__TASK__: Within the records that follow, find every line containing the string "this". Copy those lines.

━━━━━ PROVIDED DATA ━━━━━

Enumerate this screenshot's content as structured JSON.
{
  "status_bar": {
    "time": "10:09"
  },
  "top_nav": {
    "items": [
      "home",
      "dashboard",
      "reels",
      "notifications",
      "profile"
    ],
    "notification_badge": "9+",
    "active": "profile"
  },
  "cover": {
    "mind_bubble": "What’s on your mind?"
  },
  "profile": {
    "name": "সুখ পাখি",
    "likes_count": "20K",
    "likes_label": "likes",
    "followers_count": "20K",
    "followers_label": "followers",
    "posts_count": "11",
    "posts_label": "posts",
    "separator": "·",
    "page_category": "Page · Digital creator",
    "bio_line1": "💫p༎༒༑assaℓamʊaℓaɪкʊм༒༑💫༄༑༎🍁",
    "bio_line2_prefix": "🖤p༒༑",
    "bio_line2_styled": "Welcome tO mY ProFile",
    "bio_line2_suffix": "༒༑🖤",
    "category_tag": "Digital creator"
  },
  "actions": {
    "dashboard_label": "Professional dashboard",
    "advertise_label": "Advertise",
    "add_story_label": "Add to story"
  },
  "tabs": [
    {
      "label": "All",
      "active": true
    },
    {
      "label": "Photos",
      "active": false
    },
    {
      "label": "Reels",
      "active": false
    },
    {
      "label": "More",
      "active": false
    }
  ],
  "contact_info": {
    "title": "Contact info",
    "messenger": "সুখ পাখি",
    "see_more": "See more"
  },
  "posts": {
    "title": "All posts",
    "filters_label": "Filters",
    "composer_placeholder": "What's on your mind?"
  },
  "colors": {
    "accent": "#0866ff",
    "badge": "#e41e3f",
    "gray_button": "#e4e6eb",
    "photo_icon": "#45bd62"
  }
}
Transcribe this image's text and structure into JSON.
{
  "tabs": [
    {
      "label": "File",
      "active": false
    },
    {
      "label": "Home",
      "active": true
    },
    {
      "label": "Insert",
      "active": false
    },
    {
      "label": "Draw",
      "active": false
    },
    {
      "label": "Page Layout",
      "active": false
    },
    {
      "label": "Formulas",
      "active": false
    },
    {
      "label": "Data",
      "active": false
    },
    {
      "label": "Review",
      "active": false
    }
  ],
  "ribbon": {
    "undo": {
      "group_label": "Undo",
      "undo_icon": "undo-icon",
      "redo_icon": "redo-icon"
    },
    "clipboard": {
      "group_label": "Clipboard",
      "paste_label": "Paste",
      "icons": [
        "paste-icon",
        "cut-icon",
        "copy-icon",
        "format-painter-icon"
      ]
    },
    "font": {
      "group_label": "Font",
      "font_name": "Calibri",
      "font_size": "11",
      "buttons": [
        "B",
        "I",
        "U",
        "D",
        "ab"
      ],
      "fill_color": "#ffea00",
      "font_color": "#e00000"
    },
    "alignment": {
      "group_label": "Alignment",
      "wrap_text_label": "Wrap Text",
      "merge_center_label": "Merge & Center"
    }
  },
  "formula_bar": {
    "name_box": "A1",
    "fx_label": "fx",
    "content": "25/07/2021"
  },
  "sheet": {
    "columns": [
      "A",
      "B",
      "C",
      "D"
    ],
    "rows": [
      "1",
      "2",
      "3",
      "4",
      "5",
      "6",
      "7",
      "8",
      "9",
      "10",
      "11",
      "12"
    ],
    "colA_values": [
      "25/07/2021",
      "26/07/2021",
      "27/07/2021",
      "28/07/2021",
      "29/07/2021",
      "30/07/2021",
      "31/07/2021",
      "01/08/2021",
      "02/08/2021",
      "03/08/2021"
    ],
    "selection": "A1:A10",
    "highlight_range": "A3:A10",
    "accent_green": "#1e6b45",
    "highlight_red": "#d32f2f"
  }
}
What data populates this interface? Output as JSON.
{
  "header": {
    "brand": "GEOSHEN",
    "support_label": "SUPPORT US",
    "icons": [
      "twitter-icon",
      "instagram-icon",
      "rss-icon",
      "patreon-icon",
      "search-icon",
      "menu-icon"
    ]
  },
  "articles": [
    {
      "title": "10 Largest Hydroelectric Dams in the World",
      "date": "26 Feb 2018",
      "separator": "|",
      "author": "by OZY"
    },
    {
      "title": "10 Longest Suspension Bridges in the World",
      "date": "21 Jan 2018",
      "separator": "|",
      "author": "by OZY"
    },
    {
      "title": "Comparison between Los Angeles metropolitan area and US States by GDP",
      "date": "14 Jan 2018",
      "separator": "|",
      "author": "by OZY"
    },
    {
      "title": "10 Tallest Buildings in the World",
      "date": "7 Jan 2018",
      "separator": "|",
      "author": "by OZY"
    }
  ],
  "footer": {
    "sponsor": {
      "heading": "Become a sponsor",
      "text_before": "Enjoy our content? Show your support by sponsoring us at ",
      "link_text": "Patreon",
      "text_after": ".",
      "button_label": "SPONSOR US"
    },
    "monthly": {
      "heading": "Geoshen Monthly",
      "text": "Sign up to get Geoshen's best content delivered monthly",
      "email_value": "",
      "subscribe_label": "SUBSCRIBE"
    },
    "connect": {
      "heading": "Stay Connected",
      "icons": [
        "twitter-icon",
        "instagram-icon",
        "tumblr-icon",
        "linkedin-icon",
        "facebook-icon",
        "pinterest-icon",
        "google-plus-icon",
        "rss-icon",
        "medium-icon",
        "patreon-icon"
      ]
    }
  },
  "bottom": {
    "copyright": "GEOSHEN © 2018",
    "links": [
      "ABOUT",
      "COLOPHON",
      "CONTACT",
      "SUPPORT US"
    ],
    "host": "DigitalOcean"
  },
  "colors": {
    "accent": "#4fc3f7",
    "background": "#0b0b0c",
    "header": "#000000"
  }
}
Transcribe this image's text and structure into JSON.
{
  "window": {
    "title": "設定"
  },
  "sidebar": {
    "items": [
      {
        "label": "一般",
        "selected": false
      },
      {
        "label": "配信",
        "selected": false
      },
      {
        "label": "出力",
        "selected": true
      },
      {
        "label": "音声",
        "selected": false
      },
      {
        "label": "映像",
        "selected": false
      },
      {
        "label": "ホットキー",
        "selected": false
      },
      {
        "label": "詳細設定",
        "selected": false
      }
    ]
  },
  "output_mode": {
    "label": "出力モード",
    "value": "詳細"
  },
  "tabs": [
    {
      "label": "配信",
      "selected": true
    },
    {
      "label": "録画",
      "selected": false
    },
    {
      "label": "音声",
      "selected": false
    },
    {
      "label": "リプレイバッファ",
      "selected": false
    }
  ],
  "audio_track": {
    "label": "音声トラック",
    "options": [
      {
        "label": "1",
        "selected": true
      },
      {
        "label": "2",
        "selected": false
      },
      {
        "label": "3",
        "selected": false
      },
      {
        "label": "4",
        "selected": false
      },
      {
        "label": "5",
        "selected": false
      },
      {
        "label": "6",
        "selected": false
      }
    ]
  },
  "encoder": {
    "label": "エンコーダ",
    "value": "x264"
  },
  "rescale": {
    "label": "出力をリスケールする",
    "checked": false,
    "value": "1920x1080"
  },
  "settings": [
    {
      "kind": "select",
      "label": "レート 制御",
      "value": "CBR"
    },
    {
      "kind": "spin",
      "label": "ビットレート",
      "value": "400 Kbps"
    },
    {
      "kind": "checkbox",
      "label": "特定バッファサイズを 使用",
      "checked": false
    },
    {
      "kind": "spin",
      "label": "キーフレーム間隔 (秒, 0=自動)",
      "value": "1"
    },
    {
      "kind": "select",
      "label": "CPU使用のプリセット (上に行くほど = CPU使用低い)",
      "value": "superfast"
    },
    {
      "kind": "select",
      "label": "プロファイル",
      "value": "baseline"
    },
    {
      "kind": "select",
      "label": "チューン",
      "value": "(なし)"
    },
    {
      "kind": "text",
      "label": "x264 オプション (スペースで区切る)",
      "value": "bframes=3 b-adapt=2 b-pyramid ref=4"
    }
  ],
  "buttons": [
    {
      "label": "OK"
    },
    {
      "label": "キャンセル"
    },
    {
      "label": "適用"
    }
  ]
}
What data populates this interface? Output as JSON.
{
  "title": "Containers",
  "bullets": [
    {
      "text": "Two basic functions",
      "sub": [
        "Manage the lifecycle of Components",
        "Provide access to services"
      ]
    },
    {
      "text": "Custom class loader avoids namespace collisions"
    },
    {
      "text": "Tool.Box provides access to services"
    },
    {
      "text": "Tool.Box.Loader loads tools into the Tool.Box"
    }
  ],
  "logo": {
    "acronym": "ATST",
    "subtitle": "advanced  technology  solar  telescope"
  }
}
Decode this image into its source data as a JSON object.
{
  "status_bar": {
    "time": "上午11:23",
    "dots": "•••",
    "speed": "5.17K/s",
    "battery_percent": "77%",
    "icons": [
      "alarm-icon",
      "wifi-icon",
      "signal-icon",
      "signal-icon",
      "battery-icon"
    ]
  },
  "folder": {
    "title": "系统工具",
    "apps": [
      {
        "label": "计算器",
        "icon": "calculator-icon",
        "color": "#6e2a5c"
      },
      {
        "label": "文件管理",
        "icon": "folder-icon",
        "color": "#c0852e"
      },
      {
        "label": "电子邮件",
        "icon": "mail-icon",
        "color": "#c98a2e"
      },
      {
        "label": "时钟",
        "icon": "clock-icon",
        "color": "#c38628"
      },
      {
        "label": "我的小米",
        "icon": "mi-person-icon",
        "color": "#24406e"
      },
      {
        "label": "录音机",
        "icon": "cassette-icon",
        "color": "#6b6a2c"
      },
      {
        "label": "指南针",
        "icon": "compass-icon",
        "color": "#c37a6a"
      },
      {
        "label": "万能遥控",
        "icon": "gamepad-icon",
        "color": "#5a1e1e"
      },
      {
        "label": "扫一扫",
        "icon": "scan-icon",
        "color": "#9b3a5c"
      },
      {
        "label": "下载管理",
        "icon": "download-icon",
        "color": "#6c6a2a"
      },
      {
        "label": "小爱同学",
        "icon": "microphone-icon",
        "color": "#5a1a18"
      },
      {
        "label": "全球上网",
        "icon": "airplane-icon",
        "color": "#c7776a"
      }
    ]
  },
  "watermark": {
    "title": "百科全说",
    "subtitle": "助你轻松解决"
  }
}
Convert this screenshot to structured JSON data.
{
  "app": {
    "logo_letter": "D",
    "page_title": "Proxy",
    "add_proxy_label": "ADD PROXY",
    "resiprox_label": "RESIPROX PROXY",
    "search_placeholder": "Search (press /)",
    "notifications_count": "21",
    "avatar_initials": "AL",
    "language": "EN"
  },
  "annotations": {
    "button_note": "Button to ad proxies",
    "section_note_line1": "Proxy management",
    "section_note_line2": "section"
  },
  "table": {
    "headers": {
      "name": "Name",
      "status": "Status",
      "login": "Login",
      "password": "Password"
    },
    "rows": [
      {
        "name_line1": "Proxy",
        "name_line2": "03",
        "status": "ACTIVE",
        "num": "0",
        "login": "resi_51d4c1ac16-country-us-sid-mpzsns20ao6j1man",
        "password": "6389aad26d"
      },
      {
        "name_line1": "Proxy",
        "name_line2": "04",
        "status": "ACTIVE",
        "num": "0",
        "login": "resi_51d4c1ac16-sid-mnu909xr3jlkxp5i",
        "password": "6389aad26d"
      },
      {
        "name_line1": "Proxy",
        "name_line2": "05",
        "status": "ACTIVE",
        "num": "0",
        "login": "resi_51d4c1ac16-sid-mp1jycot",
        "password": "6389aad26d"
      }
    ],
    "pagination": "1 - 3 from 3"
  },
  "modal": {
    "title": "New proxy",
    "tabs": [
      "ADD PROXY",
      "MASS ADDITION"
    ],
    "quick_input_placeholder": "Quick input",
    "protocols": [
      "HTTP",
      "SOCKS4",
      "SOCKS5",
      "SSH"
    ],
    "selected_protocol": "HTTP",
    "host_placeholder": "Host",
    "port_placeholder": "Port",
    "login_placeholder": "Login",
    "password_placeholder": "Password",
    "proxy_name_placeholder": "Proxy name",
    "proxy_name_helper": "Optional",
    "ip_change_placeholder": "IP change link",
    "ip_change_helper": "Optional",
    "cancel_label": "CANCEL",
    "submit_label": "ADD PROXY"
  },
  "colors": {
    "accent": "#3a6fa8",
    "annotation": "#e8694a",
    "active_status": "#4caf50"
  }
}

━━━━━

__TASK OUTPUT__:
Enumerate this screenshot's content as structured JSON.
Transcribe this image's text and structure into JSON.
What data populates this interface? Output as JSON.
Transcribe this image's text and structure into JSON.
What data populates this interface? Output as JSON.
Decode this image into its source data as a JSON object.
Convert this screenshot to structured JSON data.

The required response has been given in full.